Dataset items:
** BEGIN **
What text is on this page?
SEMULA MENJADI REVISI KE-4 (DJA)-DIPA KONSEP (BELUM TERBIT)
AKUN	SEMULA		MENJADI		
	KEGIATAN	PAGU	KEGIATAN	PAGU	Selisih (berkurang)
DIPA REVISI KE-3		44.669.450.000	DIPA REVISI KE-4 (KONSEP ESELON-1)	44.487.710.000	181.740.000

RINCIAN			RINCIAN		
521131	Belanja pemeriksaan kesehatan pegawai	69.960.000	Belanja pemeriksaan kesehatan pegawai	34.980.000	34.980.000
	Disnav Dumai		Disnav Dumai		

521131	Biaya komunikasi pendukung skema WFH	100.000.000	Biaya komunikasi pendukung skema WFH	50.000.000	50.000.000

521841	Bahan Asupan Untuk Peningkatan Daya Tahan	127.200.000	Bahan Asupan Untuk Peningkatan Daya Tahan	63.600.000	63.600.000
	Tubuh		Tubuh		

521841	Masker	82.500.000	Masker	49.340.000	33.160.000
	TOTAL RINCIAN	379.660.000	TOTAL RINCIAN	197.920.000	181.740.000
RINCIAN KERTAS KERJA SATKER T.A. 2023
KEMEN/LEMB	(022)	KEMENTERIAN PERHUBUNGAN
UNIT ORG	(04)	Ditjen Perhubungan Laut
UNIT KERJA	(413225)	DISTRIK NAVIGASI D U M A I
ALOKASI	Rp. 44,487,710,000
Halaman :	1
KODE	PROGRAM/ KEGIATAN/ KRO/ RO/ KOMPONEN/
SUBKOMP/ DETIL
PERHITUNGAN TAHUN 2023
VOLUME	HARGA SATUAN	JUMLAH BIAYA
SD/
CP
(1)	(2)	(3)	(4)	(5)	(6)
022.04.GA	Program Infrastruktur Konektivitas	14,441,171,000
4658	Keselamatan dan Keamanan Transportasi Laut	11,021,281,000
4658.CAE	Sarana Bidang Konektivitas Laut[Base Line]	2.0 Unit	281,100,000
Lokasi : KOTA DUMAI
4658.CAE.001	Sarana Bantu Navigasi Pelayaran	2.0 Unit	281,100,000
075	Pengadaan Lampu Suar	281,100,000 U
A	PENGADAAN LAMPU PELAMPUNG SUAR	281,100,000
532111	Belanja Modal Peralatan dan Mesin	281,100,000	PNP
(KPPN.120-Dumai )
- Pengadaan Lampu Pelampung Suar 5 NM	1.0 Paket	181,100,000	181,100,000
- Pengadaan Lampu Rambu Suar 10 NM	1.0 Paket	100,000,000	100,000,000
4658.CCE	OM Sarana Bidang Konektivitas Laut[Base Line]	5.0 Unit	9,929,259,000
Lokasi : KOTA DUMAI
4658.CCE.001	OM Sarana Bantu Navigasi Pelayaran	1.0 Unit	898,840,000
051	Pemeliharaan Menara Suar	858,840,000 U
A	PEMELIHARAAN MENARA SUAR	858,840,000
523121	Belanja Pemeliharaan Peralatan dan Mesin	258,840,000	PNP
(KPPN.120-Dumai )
** END **
> [Short task]:
Look through the entries and find each line that has the string "Sarana". Copy those lines.

> [Response]:
4658.CAE	Sarana Bidang Konektivitas Laut[Base Line]	2.0 Unit	281,100,000
4658.CAE.001	Sarana Bantu Navigasi Pelayaran	2.0 Unit	281,100,000
4658.CCE	OM Sarana Bidang Konektivitas Laut[Base Line]	5.0 Unit	9,929,259,000
4658.CCE.001	OM Sarana Bantu Navigasi Pelayaran	1.0 Unit	898,840,000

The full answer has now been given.